*Data listing*.
───
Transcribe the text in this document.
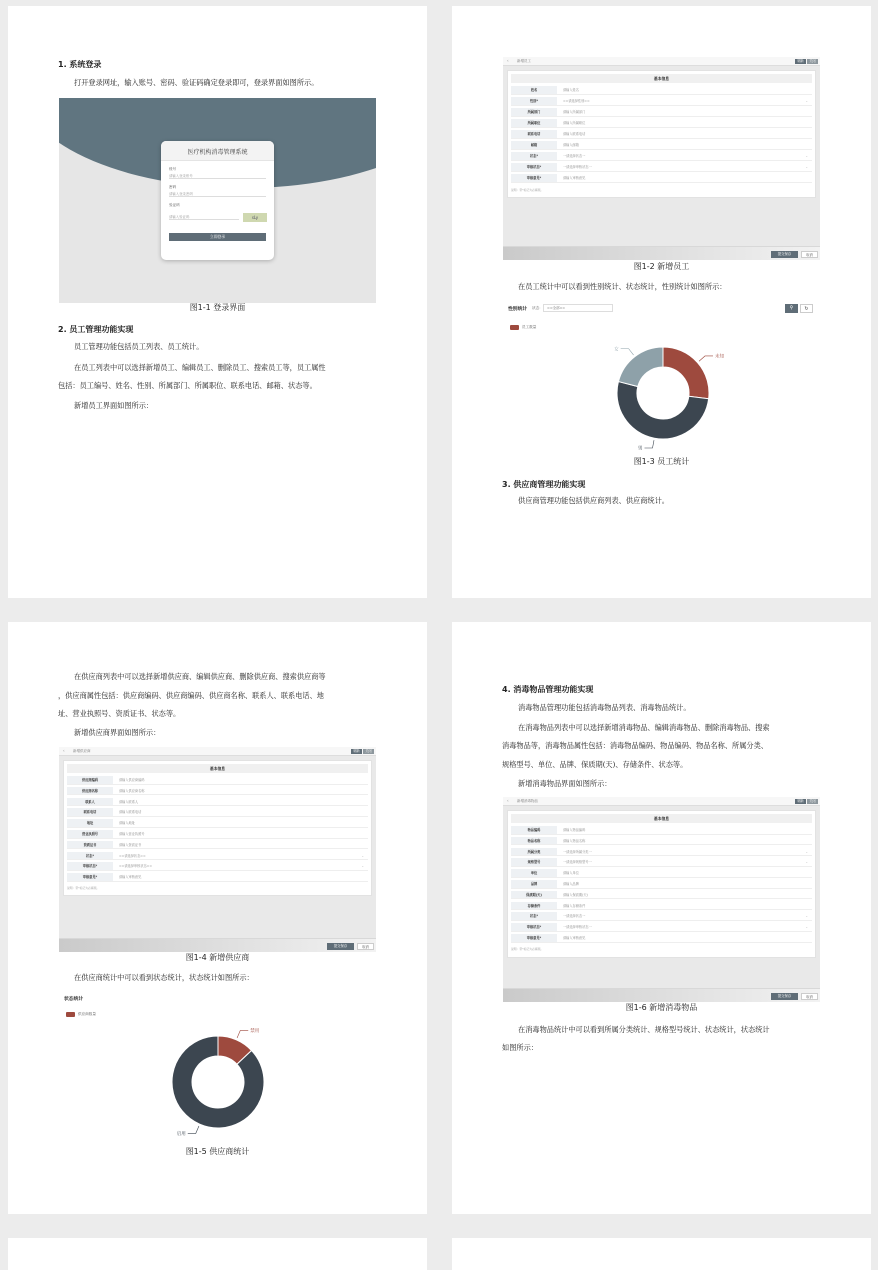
1. 系统登录
打开登录网址，输入账号、密码、验证码确定登录即可，登录界面如图所示。
医疗机构消毒管理系统
账号
请输入登录账号
密码
请输入登录密码
验证码
请输入验证码	sLy
立即登录
图1-1 登录界面
2. 员工管理功能实现
员工管理功能包括员工列表、员工统计。
在员工列表中可以选择新增员工、编辑员工、删除员工、搜索员工等，员工属性
包括：员工编号、姓名、性别、所属部门、所属职位、联系电话、邮箱、状态等。
新增员工界面如图所示：
‹ 新增员工	刷新	关闭
基本信息
姓名	请输入姓名
性别*	==请选择性别==	⌄
所属部门	请输入所属部门
所属职位	请输入所属职位
联系电话	请输入联系电话
邮箱	请输入邮箱
状态*	一请选择状态一	⌄
审核状态*	一请选择审核状态一	⌄
审核意见*	请输入审核意见
说明：带*标记为必填项。
提交保存	取消
图1-2 新增员工
在员工统计中可以看到性别统计、状态统计，性别统计如图所示：
性别统计 状态：	==全部==	⚲	↻
员工数量
未知
男
女
图1-3 员工统计
3. 供应商管理功能实现
供应商管理功能包括供应商列表、供应商统计。
在供应商列表中可以选择新增供应商、编辑供应商、删除供应商、搜索供应商等
，供应商属性包括：供应商编码、供应商编码、供应商名称、联系人、联系电话、地
址、营业执照号、资质证书、状态等。
新增供应商界面如图所示：
‹ 新增供应商	刷新	关闭
基本信息
供应商编码	请输入供应商编码
供应商名称	请输入供应商名称
联系人	请输入联系人
联系电话	请输入联系电话
地址	请输入地址
营业执照号	请输入营业执照号
资质证书	请输入资质证书
状态*	==请选择状态==	⌄
审核状态*	==请选择审核状态==	⌄
审核意见*	请输入审核意见
说明：带*标记为必填项。
提交保存	取消
图1-4 新增供应商
在供应商统计中可以看到状态统计，状态统计如图所示：
状态统计
供应商数量
禁用
启用
图1-5 供应商统计
4. 消毒物品管理功能实现
消毒物品管理功能包括消毒物品列表、消毒物品统计。
在消毒物品列表中可以选择新增消毒物品、编辑消毒物品、删除消毒物品、搜索
消毒物品等，消毒物品属性包括：消毒物品编码、物品编码、物品名称、所属分类、
规格型号、单位、品牌、保质期(天)、存储条件、状态等。
新增消毒物品界面如图所示：
‹ 新增消毒物品	刷新	关闭
基本信息
物品编码	请输入物品编码
物品名称	请输入物品名称
所属分类	一请选择所属分类一	⌄
规格型号	一请选择规格型号一	⌄
单位	请输入单位
品牌	请输入品牌
保质期(天)	请输入保质期(天)
存储条件	请输入存储条件
状态*	一请选择状态一	⌄
审核状态*	一请选择审核状态一	⌄
审核意见*	请输入审核意见
说明：带*标记为必填项。
提交保存	取消
图1-6 新增消毒物品
在消毒物品统计中可以看到所属分类统计、规格型号统计、状态统计，状态统计
如图所示：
───
*Written request*. Repeat the full listing above exactly, with no pictures in the copy.

*Solution to the problem*.
Transcribe the text in this document.
1. 系统登录
打开登录网址，输入账号、密码、验证码确定登录即可，登录界面如图所示。
医疗机构消毒管理系统
账号
请输入登录账号
密码
请输入登录密码
验证码
请输入验证码	sLy
立即登录
图1-1 登录界面
2. 员工管理功能实现
员工管理功能包括员工列表、员工统计。
在员工列表中可以选择新增员工、编辑员工、删除员工、搜索员工等，员工属性
包括：员工编号、姓名、性别、所属部门、所属职位、联系电话、邮箱、状态等。
新增员工界面如图所示：
‹ 新增员工	刷新	关闭
基本信息
姓名	请输入姓名
性别*	==请选择性别==	⌄
所属部门	请输入所属部门
所属职位	请输入所属职位
联系电话	请输入联系电话
邮箱	请输入邮箱
状态*	一请选择状态一	⌄
审核状态*	一请选择审核状态一	⌄
审核意见*	请输入审核意见
说明：带*标记为必填项。
提交保存	取消
图1-2 新增员工
在员工统计中可以看到性别统计、状态统计，性别统计如图所示：
性别统计 状态：	==全部==	⚲	↻
员工数量
未知
男
女
图1-3 员工统计
3. 供应商管理功能实现
供应商管理功能包括供应商列表、供应商统计。
在供应商列表中可以选择新增供应商、编辑供应商、删除供应商、搜索供应商等
，供应商属性包括：供应商编码、供应商编码、供应商名称、联系人、联系电话、地
址、营业执照号、资质证书、状态等。
新增供应商界面如图所示：
‹ 新增供应商	刷新	关闭
基本信息
供应商编码	请输入供应商编码
供应商名称	请输入供应商名称
联系人	请输入联系人
联系电话	请输入联系电话
地址	请输入地址
营业执照号	请输入营业执照号
资质证书	请输入资质证书
状态*	==请选择状态==	⌄
审核状态*	==请选择审核状态==	⌄
审核意见*	请输入审核意见
说明：带*标记为必填项。
提交保存	取消
图1-4 新增供应商
在供应商统计中可以看到状态统计，状态统计如图所示：
状态统计
供应商数量
禁用
启用
图1-5 供应商统计
4. 消毒物品管理功能实现
消毒物品管理功能包括消毒物品列表、消毒物品统计。
在消毒物品列表中可以选择新增消毒物品、编辑消毒物品、删除消毒物品、搜索
消毒物品等，消毒物品属性包括：消毒物品编码、物品编码、物品名称、所属分类、
规格型号、单位、品牌、保质期(天)、存储条件、状态等。
新增消毒物品界面如图所示：
‹ 新增消毒物品	刷新	关闭
基本信息
物品编码	请输入物品编码
物品名称	请输入物品名称
所属分类	一请选择所属分类一	⌄
规格型号	一请选择规格型号一	⌄
单位	请输入单位
品牌	请输入品牌
保质期(天)	请输入保质期(天)
存储条件	请输入存储条件
状态*	一请选择状态一	⌄
审核状态*	一请选择审核状态一	⌄
审核意见*	请输入审核意见
说明：带*标记为必填项。
提交保存	取消
图1-6 新增消毒物品
在消毒物品统计中可以看到所属分类统计、规格型号统计、状态统计，状态统计
如图所示：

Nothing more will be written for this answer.